» **WHAT THIS TASK INVOLVES**
Of all the lines in the material, how many include the word "name"? Reply with the number alone.

==================================================

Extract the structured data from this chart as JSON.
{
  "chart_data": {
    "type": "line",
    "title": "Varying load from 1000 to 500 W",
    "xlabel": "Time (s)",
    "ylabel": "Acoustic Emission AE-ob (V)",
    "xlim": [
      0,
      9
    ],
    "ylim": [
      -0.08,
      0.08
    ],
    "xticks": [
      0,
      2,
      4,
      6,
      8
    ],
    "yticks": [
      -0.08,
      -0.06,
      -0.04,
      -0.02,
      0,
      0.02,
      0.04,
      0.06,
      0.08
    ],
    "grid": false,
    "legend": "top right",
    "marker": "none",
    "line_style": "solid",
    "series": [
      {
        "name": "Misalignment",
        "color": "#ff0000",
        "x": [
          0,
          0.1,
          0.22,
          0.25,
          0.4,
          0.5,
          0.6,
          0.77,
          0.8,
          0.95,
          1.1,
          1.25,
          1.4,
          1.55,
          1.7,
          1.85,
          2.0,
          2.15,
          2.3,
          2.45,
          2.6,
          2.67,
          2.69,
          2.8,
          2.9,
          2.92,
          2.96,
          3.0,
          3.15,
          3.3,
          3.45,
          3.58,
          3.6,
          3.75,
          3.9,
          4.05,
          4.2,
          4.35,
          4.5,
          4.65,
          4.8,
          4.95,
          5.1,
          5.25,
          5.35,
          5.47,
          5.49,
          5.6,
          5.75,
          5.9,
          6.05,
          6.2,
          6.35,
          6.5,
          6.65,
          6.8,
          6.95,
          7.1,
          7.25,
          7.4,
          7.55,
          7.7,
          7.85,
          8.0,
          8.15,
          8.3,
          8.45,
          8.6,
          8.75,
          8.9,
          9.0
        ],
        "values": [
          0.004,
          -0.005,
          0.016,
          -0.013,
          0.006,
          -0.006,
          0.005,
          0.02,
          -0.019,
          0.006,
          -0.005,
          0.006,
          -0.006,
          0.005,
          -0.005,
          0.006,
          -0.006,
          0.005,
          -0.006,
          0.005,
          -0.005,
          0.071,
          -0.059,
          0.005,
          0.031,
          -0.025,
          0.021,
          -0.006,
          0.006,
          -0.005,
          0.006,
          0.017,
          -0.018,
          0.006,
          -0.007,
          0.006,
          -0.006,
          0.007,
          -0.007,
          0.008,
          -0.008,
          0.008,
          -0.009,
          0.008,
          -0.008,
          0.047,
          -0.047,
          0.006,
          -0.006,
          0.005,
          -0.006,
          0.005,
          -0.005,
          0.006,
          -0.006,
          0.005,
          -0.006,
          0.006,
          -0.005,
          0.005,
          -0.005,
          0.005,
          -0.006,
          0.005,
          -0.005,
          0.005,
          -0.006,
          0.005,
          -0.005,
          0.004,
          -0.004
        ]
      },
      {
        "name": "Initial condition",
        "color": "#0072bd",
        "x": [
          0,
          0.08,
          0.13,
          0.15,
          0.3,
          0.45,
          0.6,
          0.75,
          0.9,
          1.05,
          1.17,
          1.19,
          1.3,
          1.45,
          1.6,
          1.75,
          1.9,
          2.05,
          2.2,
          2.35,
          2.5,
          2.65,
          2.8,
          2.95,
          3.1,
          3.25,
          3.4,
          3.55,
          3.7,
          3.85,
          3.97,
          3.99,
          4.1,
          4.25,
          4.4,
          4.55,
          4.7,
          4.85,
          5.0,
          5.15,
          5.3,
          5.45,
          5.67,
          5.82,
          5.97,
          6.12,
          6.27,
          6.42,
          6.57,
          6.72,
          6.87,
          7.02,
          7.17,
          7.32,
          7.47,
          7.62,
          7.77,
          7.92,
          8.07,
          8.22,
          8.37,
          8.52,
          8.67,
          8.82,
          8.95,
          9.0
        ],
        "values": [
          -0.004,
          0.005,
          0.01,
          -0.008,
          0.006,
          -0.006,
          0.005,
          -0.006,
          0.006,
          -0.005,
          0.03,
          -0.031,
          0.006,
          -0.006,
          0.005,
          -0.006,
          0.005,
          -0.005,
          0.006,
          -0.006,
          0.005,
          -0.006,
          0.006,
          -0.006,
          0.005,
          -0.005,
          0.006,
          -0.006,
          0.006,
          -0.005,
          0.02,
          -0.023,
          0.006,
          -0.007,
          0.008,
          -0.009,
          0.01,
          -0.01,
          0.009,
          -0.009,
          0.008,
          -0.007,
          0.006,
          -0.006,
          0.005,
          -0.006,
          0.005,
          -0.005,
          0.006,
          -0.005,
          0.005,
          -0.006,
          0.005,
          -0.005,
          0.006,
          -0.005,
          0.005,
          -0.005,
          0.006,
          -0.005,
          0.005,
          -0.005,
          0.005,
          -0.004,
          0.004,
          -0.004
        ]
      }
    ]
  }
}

==================================================

» **THE RESPONSE**
2